(Data entries for graphics)
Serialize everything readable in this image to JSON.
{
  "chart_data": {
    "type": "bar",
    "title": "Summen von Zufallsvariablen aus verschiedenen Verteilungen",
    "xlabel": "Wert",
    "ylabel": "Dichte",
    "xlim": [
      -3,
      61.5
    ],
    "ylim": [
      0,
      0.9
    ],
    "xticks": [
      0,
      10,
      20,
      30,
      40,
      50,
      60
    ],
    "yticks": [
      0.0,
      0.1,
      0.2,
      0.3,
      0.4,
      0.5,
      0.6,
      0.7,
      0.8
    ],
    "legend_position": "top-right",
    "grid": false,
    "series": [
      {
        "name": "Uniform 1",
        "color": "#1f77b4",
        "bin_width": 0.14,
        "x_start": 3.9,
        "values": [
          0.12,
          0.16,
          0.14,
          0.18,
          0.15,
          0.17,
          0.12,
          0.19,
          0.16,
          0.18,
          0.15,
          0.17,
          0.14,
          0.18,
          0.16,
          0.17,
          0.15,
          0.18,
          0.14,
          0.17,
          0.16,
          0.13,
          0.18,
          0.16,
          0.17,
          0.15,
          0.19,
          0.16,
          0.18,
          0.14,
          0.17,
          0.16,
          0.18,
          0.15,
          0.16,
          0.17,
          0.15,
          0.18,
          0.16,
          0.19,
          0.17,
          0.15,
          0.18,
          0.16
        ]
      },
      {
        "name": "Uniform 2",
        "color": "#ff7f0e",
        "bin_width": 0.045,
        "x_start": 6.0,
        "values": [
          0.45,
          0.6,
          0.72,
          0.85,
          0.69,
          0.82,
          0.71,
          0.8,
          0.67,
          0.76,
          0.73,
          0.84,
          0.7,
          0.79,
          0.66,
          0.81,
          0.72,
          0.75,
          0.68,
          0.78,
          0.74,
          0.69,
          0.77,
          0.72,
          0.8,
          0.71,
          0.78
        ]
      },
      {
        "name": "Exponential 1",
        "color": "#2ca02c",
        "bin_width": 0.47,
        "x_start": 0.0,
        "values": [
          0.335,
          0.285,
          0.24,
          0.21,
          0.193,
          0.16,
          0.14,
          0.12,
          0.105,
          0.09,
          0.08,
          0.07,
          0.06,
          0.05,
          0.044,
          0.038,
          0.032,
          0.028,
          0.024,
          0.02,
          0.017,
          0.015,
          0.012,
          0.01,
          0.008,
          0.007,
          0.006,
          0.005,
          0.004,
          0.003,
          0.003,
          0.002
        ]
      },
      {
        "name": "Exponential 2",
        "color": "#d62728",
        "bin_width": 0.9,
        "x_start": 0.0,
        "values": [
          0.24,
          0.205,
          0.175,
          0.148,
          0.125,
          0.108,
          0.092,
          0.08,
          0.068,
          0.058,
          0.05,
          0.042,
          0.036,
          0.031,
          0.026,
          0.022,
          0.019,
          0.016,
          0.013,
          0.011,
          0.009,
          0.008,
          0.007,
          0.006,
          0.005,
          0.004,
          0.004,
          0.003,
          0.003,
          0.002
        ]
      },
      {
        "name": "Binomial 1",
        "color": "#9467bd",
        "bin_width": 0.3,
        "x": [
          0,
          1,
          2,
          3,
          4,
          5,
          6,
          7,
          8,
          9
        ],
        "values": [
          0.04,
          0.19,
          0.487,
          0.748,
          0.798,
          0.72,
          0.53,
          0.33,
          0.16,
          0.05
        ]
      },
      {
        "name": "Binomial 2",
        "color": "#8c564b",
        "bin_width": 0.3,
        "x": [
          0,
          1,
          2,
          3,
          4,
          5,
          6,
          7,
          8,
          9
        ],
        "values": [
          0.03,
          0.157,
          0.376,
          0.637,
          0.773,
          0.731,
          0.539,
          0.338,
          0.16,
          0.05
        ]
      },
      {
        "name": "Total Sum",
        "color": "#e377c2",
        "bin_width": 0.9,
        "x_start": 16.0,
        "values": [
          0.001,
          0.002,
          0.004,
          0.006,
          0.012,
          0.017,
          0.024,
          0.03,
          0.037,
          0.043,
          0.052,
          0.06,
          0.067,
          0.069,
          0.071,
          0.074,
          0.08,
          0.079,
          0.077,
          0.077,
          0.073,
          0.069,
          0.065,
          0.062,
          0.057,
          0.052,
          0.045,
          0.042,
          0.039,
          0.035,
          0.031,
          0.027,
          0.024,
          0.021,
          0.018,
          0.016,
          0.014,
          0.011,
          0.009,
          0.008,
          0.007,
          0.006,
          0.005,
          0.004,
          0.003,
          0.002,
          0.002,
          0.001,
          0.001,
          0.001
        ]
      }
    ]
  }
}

TASK TO CARRY OUT:
Repeat the listing exactly, from its first line to its last.

RESULT:
Serialize everything readable in this image to JSON.
{
  "chart_data": {
    "type": "bar",
    "title": "Summen von Zufallsvariablen aus verschiedenen Verteilungen",
    "xlabel": "Wert",
    "ylabel": "Dichte",
    "xlim": [
      -3,
      61.5
    ],
    "ylim": [
      0,
      0.9
    ],
    "xticks": [
      0,
      10,
      20,
      30,
      40,
      50,
      60
    ],
    "yticks": [
      0.0,
      0.1,
      0.2,
      0.3,
      0.4,
      0.5,
      0.6,
      0.7,
      0.8
    ],
    "legend_position": "top-right",
    "grid": false,
    "series": [
      {
        "name": "Uniform 1",
        "color": "#1f77b4",
        "bin_width": 0.14,
        "x_start": 3.9,
        "values": [
          0.12,
          0.16,
          0.14,
          0.18,
          0.15,
          0.17,
          0.12,
          0.19,
          0.16,
          0.18,
          0.15,
          0.17,
          0.14,
          0.18,
          0.16,
          0.17,
          0.15,
          0.18,
          0.14,
          0.17,
          0.16,
          0.13,
          0.18,
          0.16,
          0.17,
          0.15,
          0.19,
          0.16,
          0.18,
          0.14,
          0.17,
          0.16,
          0.18,
          0.15,
          0.16,
          0.17,
          0.15,
          0.18,
          0.16,
          0.19,
          0.17,
          0.15,
          0.18,
          0.16
        ]
      },
      {
        "name": "Uniform 2",
        "color": "#ff7f0e",
        "bin_width": 0.045,
        "x_start": 6.0,
        "values": [
          0.45,
          0.6,
          0.72,
          0.85,
          0.69,
          0.82,
          0.71,
          0.8,
          0.67,
          0.76,
          0.73,
          0.84,
          0.7,
          0.79,
          0.66,
          0.81,
          0.72,
          0.75,
          0.68,
          0.78,
          0.74,
          0.69,
          0.77,
          0.72,
          0.8,
          0.71,
          0.78
        ]
      },
      {
        "name": "Exponential 1",
        "color": "#2ca02c",
        "bin_width": 0.47,
        "x_start": 0.0,
        "values": [
          0.335,
          0.285,
          0.24,
          0.21,
          0.193,
          0.16,
          0.14,
          0.12,
          0.105,
          0.09,
          0.08,
          0.07,
          0.06,
          0.05,
          0.044,
          0.038,
          0.032,
          0.028,
          0.024,
          0.02,
          0.017,
          0.015,
          0.012,
          0.01,
          0.008,
          0.007,
          0.006,
          0.005,
          0.004,
          0.003,
          0.003,
          0.002
        ]
      },
      {
        "name": "Exponential 2",
        "color": "#d62728",
        "bin_width": 0.9,
        "x_start": 0.0,
        "values": [
          0.24,
          0.205,
          0.175,
          0.148,
          0.125,
          0.108,
          0.092,
          0.08,
          0.068,
          0.058,
          0.05,
          0.042,
          0.036,
          0.031,
          0.026,
          0.022,
          0.019,
          0.016,
          0.013,
          0.011,
          0.009,
          0.008,
          0.007,
          0.006,
          0.005,
          0.004,
          0.004,
          0.003,
          0.003,
          0.002
        ]
      },
      {
        "name": "Binomial 1",
        "color": "#9467bd",
        "bin_width": 0.3,
        "x": [
          0,
          1,
          2,
          3,
          4,
          5,
          6,
          7,
          8,
          9
        ],
        "values": [
          0.04,
          0.19,
          0.487,
          0.748,
          0.798,
          0.72,
          0.53,
          0.33,
          0.16,
          0.05
        ]
      },
      {
        "name": "Binomial 2",
        "color": "#8c564b",
        "bin_width": 0.3,
        "x": [
          0,
          1,
          2,
          3,
          4,
          5,
          6,
          7,
          8,
          9
        ],
        "values": [
          0.03,
          0.157,
          0.376,
          0.637,
          0.773,
          0.731,
          0.539,
          0.338,
          0.16,
          0.05
        ]
      },
      {
        "name": "Total Sum",
        "color": "#e377c2",
        "bin_width": 0.9,
        "x_start": 16.0,
        "values": [
          0.001,
          0.002,
          0.004,
          0.006,
          0.012,
          0.017,
          0.024,
          0.03,
          0.037,
          0.043,
          0.052,
          0.06,
          0.067,
          0.069,
          0.071,
          0.074,
          0.08,
          0.079,
          0.077,
          0.077,
          0.073,
          0.069,
          0.065,
          0.062,
          0.057,
          0.052,
          0.045,
          0.042,
          0.039,
          0.035,
          0.031,
          0.027,
          0.024,
          0.021,
          0.018,
          0.016,
          0.014,
          0.011,
          0.009,
          0.008,
          0.007,
          0.006,
          0.005,
          0.004,
          0.003,
          0.002,
          0.002,
          0.001,
          0.001,
          0.001
        ]
      }
    ]
  }
}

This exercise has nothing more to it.